PASSAGE SHOWN:
┄┄┄┄┄┄
Researchers have converted brain immune cells into neurons that replaced damaged neurons and restored function in mice affected by stroke. The next step will be to investigate whether the same results can be achieved using human brain cells, opening the door to treating stroke.
After stroke or other cerebrovascular diseases result in poor blood flow to the brain, neurons are either damaged or die, causing unique physical and psychological defects. Now, researchers at Kyushu University in Japan restored motor function in stroke-affected mice by converting microglia, the brain's main immune cells, into neurons.
Kenichi Nakajima, the study's corresponding author, said: "When we are cut or broken, our skin and bone cells can replicate, thus healing our bodies. But neurons in our brains do not regenerate easily, so the damage is often permanent. Therefore, we need to find new ways to house lost neurons."
The researchers knew from previous studies that microglia could be coaxed to develop into neurons in the brains of healthy mice. After a stroke, microglia, which are responsible for clearing damaged or dead brain cells, move toward the site of injury and replicate rapidly.
"Microglia are abundant and located exactly where we need them, so they are ideal targets for transformation," said Takashi Irie, first author of the study.
Researchers induced strokes in mice by temporarily blocking the right middle cerebral artery, a major blood vessel in the brain that is commonly associated with stroke in humans. After a week, the researchers observed impairments in motor function in the mice, with a significant decrease in neurons in the striatum, a region of the brain involved in decision-making, action planning and motor control.
┄┄┄┄┄┄
DATA FOR ANALYSIS:
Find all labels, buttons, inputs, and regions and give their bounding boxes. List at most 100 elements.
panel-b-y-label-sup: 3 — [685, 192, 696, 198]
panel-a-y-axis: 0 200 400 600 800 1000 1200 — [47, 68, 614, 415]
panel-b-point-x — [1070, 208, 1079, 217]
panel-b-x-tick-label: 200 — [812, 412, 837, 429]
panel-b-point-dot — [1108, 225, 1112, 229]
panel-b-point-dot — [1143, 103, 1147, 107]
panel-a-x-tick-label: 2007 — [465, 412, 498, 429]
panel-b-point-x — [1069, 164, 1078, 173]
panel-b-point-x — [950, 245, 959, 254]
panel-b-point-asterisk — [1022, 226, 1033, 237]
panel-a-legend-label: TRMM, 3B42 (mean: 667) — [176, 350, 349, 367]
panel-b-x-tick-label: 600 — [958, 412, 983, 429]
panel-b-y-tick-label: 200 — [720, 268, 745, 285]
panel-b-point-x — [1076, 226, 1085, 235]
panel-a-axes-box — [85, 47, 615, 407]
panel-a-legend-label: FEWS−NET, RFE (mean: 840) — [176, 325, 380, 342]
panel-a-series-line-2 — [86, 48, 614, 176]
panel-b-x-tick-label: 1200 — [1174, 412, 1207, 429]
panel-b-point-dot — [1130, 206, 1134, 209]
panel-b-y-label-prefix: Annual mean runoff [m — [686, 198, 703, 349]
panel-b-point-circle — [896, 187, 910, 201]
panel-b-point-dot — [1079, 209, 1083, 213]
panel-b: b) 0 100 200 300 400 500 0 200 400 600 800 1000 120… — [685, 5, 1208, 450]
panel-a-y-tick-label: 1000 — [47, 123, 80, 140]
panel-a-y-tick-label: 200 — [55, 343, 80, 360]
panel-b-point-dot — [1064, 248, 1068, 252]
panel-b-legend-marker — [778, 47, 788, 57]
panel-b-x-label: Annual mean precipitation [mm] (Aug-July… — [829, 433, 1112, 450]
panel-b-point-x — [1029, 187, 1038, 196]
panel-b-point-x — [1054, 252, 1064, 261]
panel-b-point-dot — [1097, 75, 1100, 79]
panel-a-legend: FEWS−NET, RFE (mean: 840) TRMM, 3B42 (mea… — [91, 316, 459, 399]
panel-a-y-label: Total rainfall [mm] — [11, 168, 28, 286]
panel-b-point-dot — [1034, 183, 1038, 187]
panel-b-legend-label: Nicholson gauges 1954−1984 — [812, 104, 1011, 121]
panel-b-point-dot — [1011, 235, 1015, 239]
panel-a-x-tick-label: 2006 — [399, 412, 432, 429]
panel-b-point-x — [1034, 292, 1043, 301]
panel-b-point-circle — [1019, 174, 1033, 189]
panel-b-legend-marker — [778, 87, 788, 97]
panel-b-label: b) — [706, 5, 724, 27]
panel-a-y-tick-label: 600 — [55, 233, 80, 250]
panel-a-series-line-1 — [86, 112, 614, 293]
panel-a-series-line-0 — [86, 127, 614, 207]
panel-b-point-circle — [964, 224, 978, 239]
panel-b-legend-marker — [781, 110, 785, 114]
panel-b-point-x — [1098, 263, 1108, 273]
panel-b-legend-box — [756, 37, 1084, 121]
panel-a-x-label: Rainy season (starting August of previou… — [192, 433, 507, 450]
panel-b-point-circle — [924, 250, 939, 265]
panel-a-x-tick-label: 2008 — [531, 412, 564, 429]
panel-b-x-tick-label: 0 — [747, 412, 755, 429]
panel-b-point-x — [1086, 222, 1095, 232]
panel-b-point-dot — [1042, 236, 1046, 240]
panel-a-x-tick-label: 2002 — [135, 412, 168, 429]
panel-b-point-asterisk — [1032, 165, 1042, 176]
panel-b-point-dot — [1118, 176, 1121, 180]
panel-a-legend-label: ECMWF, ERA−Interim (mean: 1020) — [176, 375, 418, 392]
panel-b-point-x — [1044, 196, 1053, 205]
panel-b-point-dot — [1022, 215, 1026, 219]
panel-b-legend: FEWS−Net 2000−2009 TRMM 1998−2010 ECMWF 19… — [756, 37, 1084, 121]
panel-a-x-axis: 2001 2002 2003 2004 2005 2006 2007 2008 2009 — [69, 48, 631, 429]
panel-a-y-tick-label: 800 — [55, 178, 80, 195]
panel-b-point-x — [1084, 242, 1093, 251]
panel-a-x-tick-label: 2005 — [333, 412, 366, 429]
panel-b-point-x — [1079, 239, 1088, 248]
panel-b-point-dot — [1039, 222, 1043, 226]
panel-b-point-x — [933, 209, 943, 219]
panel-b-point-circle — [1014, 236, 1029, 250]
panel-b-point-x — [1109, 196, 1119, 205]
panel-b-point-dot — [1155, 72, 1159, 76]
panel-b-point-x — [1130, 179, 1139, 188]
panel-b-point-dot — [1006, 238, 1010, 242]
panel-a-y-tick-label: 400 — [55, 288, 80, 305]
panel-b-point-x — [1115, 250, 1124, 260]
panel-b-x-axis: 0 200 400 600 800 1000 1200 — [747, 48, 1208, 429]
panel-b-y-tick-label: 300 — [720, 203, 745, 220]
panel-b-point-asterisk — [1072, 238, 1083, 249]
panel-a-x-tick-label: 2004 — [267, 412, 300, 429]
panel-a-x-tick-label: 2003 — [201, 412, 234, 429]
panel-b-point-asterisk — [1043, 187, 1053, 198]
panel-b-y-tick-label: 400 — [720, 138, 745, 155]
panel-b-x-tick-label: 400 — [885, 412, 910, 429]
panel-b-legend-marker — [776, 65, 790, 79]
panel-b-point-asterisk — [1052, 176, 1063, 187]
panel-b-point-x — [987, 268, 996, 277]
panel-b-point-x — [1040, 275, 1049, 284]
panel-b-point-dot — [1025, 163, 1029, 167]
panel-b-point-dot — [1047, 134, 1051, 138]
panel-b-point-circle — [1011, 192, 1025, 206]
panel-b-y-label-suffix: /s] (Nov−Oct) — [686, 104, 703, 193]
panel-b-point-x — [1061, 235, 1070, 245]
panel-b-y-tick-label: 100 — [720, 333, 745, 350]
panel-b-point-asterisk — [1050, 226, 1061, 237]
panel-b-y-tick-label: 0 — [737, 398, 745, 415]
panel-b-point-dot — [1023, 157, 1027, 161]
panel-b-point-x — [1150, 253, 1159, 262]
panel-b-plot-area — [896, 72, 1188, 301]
┄┄┄┄┄┄
TO DO: Write the next part of the article about converting microglia into neurons in stroke-affected mice, picking up after its final sentence. The listing has no connection to the article on stroke research in mice.

ANSWER TO THIS EXERCISE:
They used lentiviruses - a subclass of retroviruses used as viral vectors - to insert DNA into microglia at the site of stroke damage. The DNA contains instructions for producing NeuroD1, a protein that induces neuronal switching. Over the next few weeks, these cells develop into neurons.
Three weeks after DNA implantation, the mice's motor function improved. By eight weeks, the newly induced neurons had successfully integrated into brain circuits. When the researchers removed the new neurons, the improvements in motor function disappeared, confirming that the new neurons directly contributed to the mice's recovery.
"These results are promising," Nakajima said. "The next step is to test whether NeuroD1 can also effectively convert human microglia into neurons and confirm that our method of inserting genes into microglia is safe."
Because the mice were treated in the acute phase after stroke, when microglia have migrated to the site of injury, the researchers next planned to see whether they could produce a recovery effect in the mice at a later stage.
The research was published in the Proceedings of the National Academy of Sciences (PNAS).